Record excerpts:
========================

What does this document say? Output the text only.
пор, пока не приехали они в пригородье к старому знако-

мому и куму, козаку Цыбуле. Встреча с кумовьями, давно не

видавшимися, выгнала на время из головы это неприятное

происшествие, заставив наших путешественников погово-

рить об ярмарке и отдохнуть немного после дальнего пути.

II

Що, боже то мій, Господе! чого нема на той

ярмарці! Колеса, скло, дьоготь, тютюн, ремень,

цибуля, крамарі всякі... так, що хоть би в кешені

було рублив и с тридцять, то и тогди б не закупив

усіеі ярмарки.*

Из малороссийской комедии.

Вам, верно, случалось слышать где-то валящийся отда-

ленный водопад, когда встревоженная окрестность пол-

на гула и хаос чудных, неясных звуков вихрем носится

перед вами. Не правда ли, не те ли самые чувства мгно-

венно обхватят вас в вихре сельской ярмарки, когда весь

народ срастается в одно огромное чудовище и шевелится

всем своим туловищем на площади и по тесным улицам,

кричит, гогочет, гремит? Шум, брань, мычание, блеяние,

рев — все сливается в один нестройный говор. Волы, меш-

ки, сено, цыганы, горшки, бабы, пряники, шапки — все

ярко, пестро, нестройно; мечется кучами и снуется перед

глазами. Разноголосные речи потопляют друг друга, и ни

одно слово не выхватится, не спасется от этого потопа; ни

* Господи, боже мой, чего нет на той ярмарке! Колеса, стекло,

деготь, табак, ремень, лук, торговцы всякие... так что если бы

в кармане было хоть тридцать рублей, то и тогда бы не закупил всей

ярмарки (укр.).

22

========================

Repeat the listing above without any change.

Reply to the task:
What does this document say? Output the text only.
пор, пока не приехали они в пригородье к старому знако-

мому и куму, козаку Цыбуле. Встреча с кумовьями, давно не

видавшимися, выгнала на время из головы это неприятное

происшествие, заставив наших путешественников погово-

рить об ярмарке и отдохнуть немного после дальнего пути.

II

Що, боже то мій, Господе! чого нема на той

ярмарці! Колеса, скло, дьоготь, тютюн, ремень,

цибуля, крамарі всякі... так, що хоть би в кешені

було рублив и с тридцять, то и тогди б не закупив

усіеі ярмарки.*

Из малороссийской комедии.

Вам, верно, случалось слышать где-то валящийся отда-

ленный водопад, когда встревоженная окрестность пол-

на гула и хаос чудных, неясных звуков вихрем носится

перед вами. Не правда ли, не те ли самые чувства мгно-

венно обхватят вас в вихре сельской ярмарки, когда весь

народ срастается в одно огромное чудовище и шевелится

всем своим туловищем на площади и по тесным улицам,

кричит, гогочет, гремит? Шум, брань, мычание, блеяние,

рев — все сливается в один нестройный говор. Волы, меш-

ки, сено, цыганы, горшки, бабы, пряники, шапки — все

ярко, пестро, нестройно; мечется кучами и снуется перед

глазами. Разноголосные речи потопляют друг друга, и ни

одно слово не выхватится, не спасется от этого потопа; ни

* Господи, боже мой, чего нет на той ярмарке! Колеса, стекло,

деготь, табак, ремень, лук, торговцы всякие... так что если бы

в кармане было хоть тридцать рублей, то и тогда бы не закупил всей

ярмарки (укр.).

22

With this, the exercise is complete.